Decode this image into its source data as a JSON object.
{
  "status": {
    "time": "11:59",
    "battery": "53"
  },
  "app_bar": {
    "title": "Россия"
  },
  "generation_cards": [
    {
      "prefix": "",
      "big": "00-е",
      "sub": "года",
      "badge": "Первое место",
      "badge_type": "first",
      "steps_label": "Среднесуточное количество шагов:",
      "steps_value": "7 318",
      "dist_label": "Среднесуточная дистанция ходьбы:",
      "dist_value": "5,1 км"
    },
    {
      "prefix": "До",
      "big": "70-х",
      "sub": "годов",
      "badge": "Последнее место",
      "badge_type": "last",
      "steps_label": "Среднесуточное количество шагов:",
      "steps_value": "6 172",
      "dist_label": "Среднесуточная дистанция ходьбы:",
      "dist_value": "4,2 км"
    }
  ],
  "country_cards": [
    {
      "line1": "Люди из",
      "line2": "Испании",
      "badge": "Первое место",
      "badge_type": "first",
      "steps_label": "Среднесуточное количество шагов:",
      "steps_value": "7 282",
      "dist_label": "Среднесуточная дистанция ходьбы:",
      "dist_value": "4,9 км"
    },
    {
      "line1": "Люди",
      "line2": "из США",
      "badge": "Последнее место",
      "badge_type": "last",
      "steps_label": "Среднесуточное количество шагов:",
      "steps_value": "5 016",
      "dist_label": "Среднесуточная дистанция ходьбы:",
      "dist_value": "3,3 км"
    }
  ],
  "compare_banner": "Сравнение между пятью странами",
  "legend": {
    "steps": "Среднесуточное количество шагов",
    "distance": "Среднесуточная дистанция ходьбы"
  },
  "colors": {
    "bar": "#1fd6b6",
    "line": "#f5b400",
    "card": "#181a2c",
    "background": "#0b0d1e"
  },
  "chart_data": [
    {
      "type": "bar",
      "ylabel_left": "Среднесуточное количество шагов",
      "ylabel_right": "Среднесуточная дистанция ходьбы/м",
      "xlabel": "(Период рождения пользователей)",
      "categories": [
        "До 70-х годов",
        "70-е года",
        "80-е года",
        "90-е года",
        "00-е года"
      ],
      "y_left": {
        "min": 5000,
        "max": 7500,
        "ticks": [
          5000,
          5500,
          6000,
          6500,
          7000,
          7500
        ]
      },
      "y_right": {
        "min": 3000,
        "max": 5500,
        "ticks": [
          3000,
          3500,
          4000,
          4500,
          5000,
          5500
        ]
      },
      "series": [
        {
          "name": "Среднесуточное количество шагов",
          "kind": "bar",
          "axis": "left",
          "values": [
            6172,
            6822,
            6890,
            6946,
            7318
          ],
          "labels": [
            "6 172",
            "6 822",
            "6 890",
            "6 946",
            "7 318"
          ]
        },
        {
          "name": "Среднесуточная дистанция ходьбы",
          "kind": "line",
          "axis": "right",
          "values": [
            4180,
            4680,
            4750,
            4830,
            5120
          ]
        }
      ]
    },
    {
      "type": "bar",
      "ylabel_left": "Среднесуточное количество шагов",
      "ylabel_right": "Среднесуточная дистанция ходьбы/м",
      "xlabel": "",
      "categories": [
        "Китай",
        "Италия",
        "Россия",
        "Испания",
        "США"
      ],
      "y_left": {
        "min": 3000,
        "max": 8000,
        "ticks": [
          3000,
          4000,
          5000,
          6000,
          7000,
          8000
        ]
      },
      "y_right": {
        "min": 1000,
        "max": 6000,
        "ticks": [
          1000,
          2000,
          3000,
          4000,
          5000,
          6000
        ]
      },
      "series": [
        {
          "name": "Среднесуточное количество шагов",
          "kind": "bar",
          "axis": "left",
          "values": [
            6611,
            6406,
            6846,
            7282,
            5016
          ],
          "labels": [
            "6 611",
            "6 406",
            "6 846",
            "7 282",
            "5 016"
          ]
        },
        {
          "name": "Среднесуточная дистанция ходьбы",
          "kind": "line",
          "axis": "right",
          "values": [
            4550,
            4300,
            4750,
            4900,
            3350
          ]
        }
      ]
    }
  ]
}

________________

Gather from the data above every line with the string "года".

### OUTPUT
      "sub": "года",
        "70-е года",
        "80-е года",
        "90-е года",
        "00-е года"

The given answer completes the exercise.